Supplied information ::
==============================
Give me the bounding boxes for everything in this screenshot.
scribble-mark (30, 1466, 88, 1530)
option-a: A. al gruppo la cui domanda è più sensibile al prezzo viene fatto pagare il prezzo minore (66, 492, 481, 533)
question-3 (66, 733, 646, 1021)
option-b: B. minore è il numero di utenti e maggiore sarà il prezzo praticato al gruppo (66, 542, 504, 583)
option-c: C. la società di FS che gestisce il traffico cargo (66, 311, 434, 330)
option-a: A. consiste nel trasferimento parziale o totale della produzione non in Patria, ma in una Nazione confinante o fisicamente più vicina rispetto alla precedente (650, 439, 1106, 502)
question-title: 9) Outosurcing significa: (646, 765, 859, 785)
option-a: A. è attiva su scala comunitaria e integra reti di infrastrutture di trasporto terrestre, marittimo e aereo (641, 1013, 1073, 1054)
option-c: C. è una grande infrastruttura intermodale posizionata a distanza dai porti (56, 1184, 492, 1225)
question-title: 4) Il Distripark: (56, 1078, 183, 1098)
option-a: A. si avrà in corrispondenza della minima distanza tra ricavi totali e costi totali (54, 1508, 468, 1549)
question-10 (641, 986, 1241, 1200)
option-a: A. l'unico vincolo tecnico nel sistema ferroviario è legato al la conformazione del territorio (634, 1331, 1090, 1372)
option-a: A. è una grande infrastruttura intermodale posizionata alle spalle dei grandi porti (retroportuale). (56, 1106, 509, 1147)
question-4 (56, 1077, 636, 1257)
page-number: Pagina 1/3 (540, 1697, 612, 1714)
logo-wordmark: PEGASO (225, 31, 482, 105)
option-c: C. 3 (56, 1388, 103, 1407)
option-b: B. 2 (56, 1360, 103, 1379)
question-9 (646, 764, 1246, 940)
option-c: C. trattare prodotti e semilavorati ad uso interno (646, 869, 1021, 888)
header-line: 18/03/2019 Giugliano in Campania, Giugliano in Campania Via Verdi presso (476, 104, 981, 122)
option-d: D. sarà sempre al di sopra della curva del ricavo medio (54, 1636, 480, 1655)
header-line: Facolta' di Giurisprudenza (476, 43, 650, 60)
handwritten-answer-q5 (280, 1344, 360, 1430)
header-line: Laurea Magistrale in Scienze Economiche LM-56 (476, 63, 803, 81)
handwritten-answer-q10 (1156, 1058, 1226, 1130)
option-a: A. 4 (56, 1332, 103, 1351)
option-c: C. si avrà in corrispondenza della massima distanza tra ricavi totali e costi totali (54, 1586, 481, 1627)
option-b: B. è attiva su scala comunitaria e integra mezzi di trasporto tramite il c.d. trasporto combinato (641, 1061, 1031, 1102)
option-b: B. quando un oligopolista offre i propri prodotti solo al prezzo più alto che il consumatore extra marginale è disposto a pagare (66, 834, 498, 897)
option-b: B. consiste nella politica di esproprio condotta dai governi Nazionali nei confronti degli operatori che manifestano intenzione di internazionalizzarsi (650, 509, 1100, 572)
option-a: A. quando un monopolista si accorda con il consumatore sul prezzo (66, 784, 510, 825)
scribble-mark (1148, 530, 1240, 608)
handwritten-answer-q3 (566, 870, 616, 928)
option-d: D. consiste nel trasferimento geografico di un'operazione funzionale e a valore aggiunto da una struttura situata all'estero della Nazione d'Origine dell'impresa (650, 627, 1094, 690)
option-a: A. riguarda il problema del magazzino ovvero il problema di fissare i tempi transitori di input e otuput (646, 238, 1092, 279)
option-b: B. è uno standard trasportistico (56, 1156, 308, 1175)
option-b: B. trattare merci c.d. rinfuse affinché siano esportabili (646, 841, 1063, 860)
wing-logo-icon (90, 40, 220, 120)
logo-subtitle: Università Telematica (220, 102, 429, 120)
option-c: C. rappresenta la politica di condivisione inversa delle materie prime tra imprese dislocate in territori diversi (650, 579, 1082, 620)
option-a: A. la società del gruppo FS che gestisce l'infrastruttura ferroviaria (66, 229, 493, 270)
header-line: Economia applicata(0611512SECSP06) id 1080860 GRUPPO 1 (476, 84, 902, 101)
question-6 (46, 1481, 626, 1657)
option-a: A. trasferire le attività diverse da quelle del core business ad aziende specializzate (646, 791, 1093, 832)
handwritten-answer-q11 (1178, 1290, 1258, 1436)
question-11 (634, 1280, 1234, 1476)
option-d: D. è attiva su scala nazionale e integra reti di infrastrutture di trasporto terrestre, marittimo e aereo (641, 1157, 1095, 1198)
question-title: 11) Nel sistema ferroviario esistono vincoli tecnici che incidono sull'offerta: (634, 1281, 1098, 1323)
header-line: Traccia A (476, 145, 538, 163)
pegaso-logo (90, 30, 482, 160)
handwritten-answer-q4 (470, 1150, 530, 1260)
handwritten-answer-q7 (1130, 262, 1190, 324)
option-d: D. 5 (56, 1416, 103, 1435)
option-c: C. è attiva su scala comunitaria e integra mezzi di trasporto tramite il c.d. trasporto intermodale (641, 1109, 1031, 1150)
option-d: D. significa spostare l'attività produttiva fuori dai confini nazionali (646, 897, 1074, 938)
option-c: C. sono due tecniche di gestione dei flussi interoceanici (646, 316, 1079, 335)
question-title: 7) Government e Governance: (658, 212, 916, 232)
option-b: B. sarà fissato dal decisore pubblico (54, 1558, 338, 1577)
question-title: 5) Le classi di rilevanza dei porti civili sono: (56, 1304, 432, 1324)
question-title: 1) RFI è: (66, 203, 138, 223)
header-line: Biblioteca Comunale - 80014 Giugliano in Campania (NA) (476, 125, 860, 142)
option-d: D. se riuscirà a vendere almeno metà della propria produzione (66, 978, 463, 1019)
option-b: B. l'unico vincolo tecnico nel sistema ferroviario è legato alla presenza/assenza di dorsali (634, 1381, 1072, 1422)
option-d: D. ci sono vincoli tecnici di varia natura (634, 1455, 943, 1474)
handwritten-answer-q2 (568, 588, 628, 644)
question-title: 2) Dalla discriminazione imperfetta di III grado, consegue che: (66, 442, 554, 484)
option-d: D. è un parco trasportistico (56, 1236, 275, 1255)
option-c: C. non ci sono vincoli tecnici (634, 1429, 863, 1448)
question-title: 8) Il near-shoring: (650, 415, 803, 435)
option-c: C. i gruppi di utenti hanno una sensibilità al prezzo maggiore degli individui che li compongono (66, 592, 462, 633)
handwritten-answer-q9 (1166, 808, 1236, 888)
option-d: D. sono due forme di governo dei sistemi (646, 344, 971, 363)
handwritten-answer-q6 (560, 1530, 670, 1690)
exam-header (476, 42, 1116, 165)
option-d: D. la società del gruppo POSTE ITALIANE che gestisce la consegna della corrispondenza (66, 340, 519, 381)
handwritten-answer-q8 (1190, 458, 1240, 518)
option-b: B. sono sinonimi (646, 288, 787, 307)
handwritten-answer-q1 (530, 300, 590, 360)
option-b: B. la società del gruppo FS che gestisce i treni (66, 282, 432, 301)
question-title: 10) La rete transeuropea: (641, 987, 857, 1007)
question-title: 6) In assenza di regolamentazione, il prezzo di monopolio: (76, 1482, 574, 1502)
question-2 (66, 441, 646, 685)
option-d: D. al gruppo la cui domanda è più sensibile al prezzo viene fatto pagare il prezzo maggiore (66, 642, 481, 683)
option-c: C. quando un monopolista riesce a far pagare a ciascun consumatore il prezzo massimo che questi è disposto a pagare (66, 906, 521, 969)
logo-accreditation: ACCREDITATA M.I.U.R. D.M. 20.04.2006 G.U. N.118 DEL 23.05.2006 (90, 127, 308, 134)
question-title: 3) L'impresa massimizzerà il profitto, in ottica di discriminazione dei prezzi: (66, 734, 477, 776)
==============================
Written exercise :: Render each line of the listing above as a row in a Markdown table, with the columns "No." for the row number and "Entry" for the line, leaving out any blank lines.

Result of this exercise ::
| No. | Entry |
|---|---|
| 1 | Give me the bounding boxes for everything in this screenshot. |
| 2 | scribble-mark (30, 1466, 88, 1530) |
| 3 | option-a: A. al gruppo la cui domanda è più sensibile al prezzo viene fatto pagare il prezzo minore (66, 492, 481, 533) |
| 4 | question-3 (66, 733, 646, 1021) |
| 5 | option-b: B. minore è il numero di utenti e maggiore sarà il prezzo praticato al gruppo (66, 542, 504, 583) |
| 6 | option-c: C. la società di FS che gestisce il traffico cargo (66, 311, 434, 330) |
| 7 | option-a: A. consiste nel trasferimento parziale o totale della produzione non in Patria, ma in una Nazione confinante o fisicamente più vicina rispetto alla precedente (650, 439, 1106, 502) |
| 8 | question-title: 9) Outosurcing significa: (646, 765, 859, 785) |
| 9 | option-a: A. è attiva su scala comunitaria e integra reti di infrastrutture di trasporto terrestre, marittimo e aereo (641, 1013, 1073, 1054) |
| 10 | option-c: C. è una grande infrastruttura intermodale posizionata a distanza dai porti (56, 1184, 492, 1225) |
| 11 | question-title: 4) Il Distripark: (56, 1078, 183, 1098) |
| 12 | option-a: A. si avrà in corrispondenza della minima distanza tra ricavi totali e costi totali (54, 1508, 468, 1549) |
| 13 | question-10 (641, 986, 1241, 1200) |
| 14 | option-a: A. l'unico vincolo tecnico nel sistema ferroviario è legato al la conformazione del territorio (634, 1331, 1090, 1372) |
| 15 | option-a: A. è una grande infrastruttura intermodale posizionata alle spalle dei grandi porti (retroportuale). (56, 1106, 509, 1147) |
| 16 | question-4 (56, 1077, 636, 1257) |
| 17 | page-number: Pagina 1/3 (540, 1697, 612, 1714) |
| 18 | logo-wordmark: PEGASO (225, 31, 482, 105) |
| 19 | option-c: C. 3 (56, 1388, 103, 1407) |
| 20 | option-b: B. 2 (56, 1360, 103, 1379) |
| 21 | question-9 (646, 764, 1246, 940) |
| 22 | option-c: C. trattare prodotti e semilavorati ad uso interno (646, 869, 1021, 888) |
| 23 | header-line: 18/03/2019 Giugliano in Campania, Giugliano in Campania Via Verdi presso (476, 104, 981, 122) |
| 24 | option-d: D. sarà sempre al di sopra della curva del ricavo medio (54, 1636, 480, 1655) |
| 25 | header-line: Facolta' di Giurisprudenza (476, 43, 650, 60) |
| 26 | handwritten-answer-q5 (280, 1344, 360, 1430) |
| 27 | header-line: Laurea Magistrale in Scienze Economiche LM-56 (476, 63, 803, 81) |
| 28 | handwritten-answer-q10 (1156, 1058, 1226, 1130) |
| 29 | option-a: A. 4 (56, 1332, 103, 1351) |
| 30 | option-c: C. si avrà in corrispondenza della massima distanza tra ricavi totali e costi totali (54, 1586, 481, 1627) |
| 31 | option-b: B. è attiva su scala comunitaria e integra mezzi di trasporto tramite il c.d. trasporto combinato (641, 1061, 1031, 1102) |
| 32 | option-b: B. quando un oligopolista offre i propri prodotti solo al prezzo più alto che il consumatore extra marginale è disposto a pagare (66, 834, 498, 897) |
| 33 | option-b: B. consiste nella politica di esproprio condotta dai governi Nazionali nei confronti degli operatori che manifestano intenzione di internazionalizzarsi (650, 509, 1100, 572) |
| 34 | option-a: A. quando un monopolista si accorda con il consumatore sul prezzo (66, 784, 510, 825) |
| 35 | scribble-mark (1148, 530, 1240, 608) |
| 36 | handwritten-answer-q3 (566, 870, 616, 928) |
| 37 | option-d: D. consiste nel trasferimento geografico di un'operazione funzionale e a valore aggiunto da una struttura situata all'estero della Nazione d'Origine dell'impresa (650, 627, 1094, 690) |
| 38 | option-a: A. riguarda il problema del magazzino ovvero il problema di fissare i tempi transitori di input e otuput (646, 238, 1092, 279) |
| 39 | option-b: B. è uno standard trasportistico (56, 1156, 308, 1175) |
| 40 | option-b: B. trattare merci c.d. rinfuse affinché siano esportabili (646, 841, 1063, 860) |
| 41 | wing-logo-icon (90, 40, 220, 120) |
| 42 | logo-subtitle: Università Telematica (220, 102, 429, 120) |
| 43 | option-c: C. rappresenta la politica di condivisione inversa delle materie prime tra imprese dislocate in territori diversi (650, 579, 1082, 620) |
| 44 | option-a: A. la società del gruppo FS che gestisce l'infrastruttura ferroviaria (66, 229, 493, 270) |
| 45 | header-line: Economia applicata(0611512SECSP06) id 1080860 GRUPPO 1 (476, 84, 902, 101) |
| 46 | question-6 (46, 1481, 626, 1657) |
| 47 | option-a: A. trasferire le attività diverse da quelle del core business ad aziende specializzate (646, 791, 1093, 832) |
| 48 | handwritten-answer-q11 (1178, 1290, 1258, 1436) |
| 49 | question-11 (634, 1280, 1234, 1476) |
| 50 | option-d: D. è attiva su scala nazionale e integra reti di infrastrutture di trasporto terrestre, marittimo e aereo (641, 1157, 1095, 1198) |
| 51 | question-title: 11) Nel sistema ferroviario esistono vincoli tecnici che incidono sull'offerta: (634, 1281, 1098, 1323) |
| 52 | header-line: Traccia A (476, 145, 538, 163) |
| 53 | pegaso-logo (90, 30, 482, 160) |
| 54 | handwritten-answer-q4 (470, 1150, 530, 1260) |
| 55 | handwritten-answer-q7 (1130, 262, 1190, 324) |
| 56 | option-d: D. 5 (56, 1416, 103, 1435) |
| 57 | option-c: C. è attiva su scala comunitaria e integra mezzi di trasporto tramite il c.d. trasporto intermodale (641, 1109, 1031, 1150) |
| 58 | option-d: D. significa spostare l'attività produttiva fuori dai confini nazionali (646, 897, 1074, 938) |
| 59 | option-c: C. sono due tecniche di gestione dei flussi interoceanici (646, 316, 1079, 335) |
| 60 | question-title: 7) Government e Governance: (658, 212, 916, 232) |
| 61 | option-b: B. sarà fissato dal decisore pubblico (54, 1558, 338, 1577) |
| 62 | question-title: 5) Le classi di rilevanza dei porti civili sono: (56, 1304, 432, 1324) |
| 63 | question-title: 1) RFI è: (66, 203, 138, 223) |
| 64 | header-line: Biblioteca Comunale - 80014 Giugliano in Campania (NA) (476, 125, 860, 142) |
| 65 | option-d: D. se riuscirà a vendere almeno metà della propria produzione (66, 978, 463, 1019) |
| 66 | option-b: B. l'unico vincolo tecnico nel sistema ferroviario è legato alla presenza/assenza di dorsali (634, 1381, 1072, 1422) |
| 67 | option-d: D. ci sono vincoli tecnici di varia natura (634, 1455, 943, 1474) |
| 68 | handwritten-answer-q2 (568, 588, 628, 644) |
| 69 | question-title: 2) Dalla discriminazione imperfetta di III grado, consegue che: (66, 442, 554, 484) |
| 70 | option-d: D. è un parco trasportistico (56, 1236, 275, 1255) |
| 71 | option-c: C. non ci sono vincoli tecnici (634, 1429, 863, 1448) |
| 72 | question-title: 8) Il near-shoring: (650, 415, 803, 435) |
| 73 | option-c: C. i gruppi di utenti hanno una sensibilità al prezzo maggiore degli individui che li compongono (66, 592, 462, 633) |
| 74 | handwritten-answer-q9 (1166, 808, 1236, 888) |
| 75 | option-d: D. sono due forme di governo dei sistemi (646, 344, 971, 363) |
| 76 | handwritten-answer-q6 (560, 1530, 670, 1690) |
| 77 | exam-header (476, 42, 1116, 165) |
| 78 | option-d: D. la società del gruppo POSTE ITALIANE che gestisce la consegna della corrispondenza (66, 340, 519, 381) |
| 79 | handwritten-answer-q8 (1190, 458, 1240, 518) |
| 80 | option-b: B. sono sinonimi (646, 288, 787, 307) |
| 81 | handwritten-answer-q1 (530, 300, 590, 360) |
| 82 | option-b: B. la società del gruppo FS che gestisce i treni (66, 282, 432, 301) |
| 83 | question-title: 10) La rete transeuropea: (641, 987, 857, 1007) |
| 84 | question-title: 6) In assenza di regolamentazione, il prezzo di monopolio: (76, 1482, 574, 1502) |
| 85 | question-2 (66, 441, 646, 685) |
| 86 | option-d: D. al gruppo la cui domanda è più sensibile al prezzo viene fatto pagare il prezzo maggiore (66, 642, 481, 683) |
| 87 | option-c: C. quando un monopolista riesce a far pagare a ciascun consumatore il prezzo massimo che questi è disposto a pagare (66, 906, 521, 969) |
| 88 | logo-accreditation: ACCREDITATA M.I.U.R. D.M. 20.04.2006 G.U. N.118 DEL 23.05.2006 (90, 127, 308, 134) |
| 89 | question-title: 3) L'impresa massimizzerà il profitto, in ottica di discriminazione dei prezzi: (66, 734, 477, 776) |